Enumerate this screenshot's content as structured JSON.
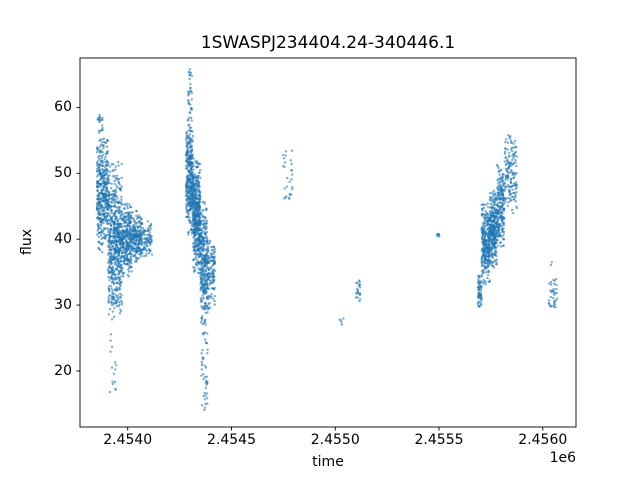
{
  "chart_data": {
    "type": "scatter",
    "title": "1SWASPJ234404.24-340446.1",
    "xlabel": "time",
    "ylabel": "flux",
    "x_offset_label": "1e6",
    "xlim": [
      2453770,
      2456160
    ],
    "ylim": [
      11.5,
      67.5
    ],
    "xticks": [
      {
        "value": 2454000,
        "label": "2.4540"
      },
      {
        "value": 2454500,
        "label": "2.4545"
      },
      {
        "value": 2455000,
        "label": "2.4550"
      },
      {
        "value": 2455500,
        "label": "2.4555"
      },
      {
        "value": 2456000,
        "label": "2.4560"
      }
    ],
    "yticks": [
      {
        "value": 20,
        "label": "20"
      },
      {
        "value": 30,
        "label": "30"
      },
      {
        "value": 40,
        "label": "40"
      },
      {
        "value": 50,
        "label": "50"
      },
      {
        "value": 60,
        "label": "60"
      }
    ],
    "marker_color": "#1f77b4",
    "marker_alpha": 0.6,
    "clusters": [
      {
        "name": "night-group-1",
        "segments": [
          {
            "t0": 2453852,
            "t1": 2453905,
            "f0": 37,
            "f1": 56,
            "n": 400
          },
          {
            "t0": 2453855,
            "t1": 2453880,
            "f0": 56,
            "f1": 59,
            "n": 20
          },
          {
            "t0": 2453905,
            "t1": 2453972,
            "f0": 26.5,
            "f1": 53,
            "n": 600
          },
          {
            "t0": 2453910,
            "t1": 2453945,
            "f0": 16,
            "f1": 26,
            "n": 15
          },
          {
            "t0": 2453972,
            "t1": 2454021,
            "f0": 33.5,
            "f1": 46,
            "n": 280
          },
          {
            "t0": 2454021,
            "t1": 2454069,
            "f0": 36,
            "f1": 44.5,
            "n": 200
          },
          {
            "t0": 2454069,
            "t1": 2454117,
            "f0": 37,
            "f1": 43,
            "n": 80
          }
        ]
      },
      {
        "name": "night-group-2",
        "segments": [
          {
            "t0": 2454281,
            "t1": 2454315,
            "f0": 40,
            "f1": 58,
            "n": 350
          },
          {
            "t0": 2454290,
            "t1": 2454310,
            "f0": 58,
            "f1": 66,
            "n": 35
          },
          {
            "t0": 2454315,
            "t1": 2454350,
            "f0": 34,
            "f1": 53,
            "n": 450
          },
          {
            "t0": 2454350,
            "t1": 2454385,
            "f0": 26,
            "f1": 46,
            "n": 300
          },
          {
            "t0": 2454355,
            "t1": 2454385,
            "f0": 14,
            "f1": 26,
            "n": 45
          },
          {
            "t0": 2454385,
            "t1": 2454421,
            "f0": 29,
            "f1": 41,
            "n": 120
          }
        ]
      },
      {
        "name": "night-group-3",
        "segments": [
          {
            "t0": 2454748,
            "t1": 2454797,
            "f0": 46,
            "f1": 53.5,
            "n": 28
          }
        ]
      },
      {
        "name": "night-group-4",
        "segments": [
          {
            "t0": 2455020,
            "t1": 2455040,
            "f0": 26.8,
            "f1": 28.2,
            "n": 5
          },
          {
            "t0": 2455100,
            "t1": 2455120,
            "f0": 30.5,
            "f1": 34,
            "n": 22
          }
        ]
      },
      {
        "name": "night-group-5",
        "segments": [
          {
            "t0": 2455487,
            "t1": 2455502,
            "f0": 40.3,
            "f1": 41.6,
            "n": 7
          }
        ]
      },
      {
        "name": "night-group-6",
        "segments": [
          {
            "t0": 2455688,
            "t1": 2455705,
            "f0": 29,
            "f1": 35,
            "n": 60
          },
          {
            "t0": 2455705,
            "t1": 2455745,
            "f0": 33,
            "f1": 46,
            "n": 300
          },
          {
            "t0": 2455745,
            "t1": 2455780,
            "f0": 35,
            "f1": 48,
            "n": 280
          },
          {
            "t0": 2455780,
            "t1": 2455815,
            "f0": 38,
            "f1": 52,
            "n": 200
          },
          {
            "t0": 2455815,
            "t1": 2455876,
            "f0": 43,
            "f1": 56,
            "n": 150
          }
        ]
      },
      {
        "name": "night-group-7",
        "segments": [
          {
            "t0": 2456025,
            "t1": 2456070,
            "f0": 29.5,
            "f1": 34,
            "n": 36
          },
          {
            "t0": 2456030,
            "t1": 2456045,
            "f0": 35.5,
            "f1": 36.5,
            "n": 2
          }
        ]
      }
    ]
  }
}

* * *

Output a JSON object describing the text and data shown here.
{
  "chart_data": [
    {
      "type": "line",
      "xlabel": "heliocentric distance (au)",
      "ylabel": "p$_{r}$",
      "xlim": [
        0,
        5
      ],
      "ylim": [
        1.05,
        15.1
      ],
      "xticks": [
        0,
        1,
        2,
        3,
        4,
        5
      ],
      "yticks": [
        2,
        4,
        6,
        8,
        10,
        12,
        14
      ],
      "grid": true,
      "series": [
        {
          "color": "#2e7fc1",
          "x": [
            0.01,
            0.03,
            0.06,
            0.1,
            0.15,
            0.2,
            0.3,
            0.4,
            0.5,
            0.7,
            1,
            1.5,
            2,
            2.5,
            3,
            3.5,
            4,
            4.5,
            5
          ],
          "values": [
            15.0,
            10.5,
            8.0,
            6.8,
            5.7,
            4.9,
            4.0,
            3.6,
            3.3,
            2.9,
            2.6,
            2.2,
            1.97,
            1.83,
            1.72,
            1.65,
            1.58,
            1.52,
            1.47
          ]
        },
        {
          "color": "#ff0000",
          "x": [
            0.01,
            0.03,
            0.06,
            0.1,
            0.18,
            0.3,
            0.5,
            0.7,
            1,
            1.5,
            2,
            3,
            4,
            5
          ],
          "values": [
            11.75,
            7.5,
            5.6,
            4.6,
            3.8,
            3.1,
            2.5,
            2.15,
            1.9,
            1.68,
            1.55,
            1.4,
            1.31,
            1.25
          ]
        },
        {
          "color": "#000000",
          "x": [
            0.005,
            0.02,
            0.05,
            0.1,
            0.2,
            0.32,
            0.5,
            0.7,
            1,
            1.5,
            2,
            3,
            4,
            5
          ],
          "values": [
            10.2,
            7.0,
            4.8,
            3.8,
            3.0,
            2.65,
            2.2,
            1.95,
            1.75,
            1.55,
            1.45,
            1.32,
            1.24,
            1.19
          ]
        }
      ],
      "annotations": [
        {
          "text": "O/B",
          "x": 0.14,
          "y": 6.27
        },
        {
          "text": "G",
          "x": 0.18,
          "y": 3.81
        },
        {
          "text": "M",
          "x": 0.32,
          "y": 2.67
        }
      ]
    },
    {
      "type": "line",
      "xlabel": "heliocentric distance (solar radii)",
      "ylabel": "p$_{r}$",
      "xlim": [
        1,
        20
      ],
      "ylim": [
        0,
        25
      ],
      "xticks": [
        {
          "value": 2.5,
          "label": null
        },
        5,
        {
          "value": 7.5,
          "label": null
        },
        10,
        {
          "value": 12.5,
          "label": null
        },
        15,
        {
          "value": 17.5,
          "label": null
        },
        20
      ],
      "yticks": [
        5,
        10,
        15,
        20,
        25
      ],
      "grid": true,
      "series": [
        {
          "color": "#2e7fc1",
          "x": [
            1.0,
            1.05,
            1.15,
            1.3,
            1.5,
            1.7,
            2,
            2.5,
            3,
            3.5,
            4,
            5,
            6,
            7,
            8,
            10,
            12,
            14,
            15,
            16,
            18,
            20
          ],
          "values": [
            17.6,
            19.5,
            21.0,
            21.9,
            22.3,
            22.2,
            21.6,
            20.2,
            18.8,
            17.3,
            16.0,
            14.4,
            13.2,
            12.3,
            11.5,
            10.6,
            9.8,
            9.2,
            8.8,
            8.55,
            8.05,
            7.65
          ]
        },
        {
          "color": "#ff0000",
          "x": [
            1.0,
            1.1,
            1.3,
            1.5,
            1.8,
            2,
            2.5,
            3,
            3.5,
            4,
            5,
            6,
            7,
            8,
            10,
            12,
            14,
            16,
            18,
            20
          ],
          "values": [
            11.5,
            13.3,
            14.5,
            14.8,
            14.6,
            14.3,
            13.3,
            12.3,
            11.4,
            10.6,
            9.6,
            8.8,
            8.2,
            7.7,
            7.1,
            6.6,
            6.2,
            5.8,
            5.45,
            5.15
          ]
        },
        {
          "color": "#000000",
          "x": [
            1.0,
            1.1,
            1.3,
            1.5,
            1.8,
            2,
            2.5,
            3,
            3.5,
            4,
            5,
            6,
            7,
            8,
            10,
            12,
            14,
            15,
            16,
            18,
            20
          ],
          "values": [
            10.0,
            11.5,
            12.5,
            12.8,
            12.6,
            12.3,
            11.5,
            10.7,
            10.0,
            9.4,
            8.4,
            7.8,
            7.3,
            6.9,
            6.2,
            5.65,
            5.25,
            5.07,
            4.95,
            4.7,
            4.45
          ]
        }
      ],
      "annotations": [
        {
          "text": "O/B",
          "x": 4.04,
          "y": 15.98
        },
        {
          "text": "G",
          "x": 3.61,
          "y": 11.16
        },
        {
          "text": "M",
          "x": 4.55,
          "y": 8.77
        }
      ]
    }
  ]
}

** The exercise **
Pick out the lines that have the word "group". Copy them all.

** Task output **
        "name": "night-group-1",
        "name": "night-group-2",
        "name": "night-group-3",
        "name": "night-group-4",
        "name": "night-group-5",
        "name": "night-group-6",
        "name": "night-group-7",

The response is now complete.